## STATED EXERCISE
Using the listing below, report all lines holding the word "slug".

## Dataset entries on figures
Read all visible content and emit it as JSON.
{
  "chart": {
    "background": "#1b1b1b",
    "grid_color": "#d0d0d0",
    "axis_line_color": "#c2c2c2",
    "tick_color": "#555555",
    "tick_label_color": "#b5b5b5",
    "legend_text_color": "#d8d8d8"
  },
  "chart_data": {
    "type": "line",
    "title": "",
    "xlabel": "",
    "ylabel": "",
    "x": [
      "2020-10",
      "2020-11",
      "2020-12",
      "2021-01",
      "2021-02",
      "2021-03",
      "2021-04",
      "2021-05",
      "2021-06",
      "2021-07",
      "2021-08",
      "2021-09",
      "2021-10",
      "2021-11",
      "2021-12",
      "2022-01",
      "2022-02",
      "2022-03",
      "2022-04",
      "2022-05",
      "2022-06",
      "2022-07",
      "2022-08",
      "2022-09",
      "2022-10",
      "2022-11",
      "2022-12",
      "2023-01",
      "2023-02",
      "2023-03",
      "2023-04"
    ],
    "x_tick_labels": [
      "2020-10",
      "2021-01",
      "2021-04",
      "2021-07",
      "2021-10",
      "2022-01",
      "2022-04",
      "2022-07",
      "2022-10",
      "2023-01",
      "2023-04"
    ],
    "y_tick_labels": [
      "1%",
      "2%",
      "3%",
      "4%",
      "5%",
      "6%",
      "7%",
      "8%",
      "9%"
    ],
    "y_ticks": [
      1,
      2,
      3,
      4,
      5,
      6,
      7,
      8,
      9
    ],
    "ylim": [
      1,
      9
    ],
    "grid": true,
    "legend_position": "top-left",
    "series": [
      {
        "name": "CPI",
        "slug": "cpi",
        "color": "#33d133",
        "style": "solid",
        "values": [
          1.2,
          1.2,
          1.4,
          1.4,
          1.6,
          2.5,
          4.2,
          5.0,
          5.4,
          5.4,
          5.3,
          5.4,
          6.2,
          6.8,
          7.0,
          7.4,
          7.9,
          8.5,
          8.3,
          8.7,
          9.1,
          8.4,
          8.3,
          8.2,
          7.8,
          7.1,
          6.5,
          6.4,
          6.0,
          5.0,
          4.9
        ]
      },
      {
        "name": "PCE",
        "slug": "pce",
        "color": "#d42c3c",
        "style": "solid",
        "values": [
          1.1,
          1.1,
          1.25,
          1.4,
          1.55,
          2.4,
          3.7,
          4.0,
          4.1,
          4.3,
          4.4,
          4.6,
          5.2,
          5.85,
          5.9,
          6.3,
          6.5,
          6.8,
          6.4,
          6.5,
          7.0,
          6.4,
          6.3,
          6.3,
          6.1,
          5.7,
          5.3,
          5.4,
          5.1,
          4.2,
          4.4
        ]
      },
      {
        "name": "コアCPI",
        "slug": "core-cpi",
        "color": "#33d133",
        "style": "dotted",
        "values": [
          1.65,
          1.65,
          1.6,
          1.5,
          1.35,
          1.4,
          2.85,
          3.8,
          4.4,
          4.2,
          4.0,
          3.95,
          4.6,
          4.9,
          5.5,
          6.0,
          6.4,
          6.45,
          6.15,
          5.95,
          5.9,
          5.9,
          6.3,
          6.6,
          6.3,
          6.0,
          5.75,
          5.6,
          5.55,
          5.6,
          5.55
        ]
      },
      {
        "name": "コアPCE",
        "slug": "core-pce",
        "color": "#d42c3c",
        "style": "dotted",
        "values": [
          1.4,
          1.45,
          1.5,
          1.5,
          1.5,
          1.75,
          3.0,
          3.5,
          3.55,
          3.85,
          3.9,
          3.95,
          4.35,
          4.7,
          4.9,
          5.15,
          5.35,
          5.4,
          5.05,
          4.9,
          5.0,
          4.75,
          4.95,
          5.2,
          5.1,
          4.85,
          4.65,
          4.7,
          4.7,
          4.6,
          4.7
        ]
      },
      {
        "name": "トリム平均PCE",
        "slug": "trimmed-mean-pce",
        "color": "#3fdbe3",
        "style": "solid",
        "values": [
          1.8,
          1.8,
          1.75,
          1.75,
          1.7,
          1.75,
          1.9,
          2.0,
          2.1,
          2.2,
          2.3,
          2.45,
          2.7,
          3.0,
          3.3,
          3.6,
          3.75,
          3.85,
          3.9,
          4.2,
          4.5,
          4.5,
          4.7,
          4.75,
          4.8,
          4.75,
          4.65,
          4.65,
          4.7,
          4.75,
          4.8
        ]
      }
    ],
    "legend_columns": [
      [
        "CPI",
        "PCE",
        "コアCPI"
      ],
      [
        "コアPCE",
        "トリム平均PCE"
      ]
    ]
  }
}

## TASK RESPONSE
        "slug": "cpi",
        "slug": "pce",
        "slug": "core-cpi",
        "slug": "core-pce",
        "slug": "trimmed-mean-pce",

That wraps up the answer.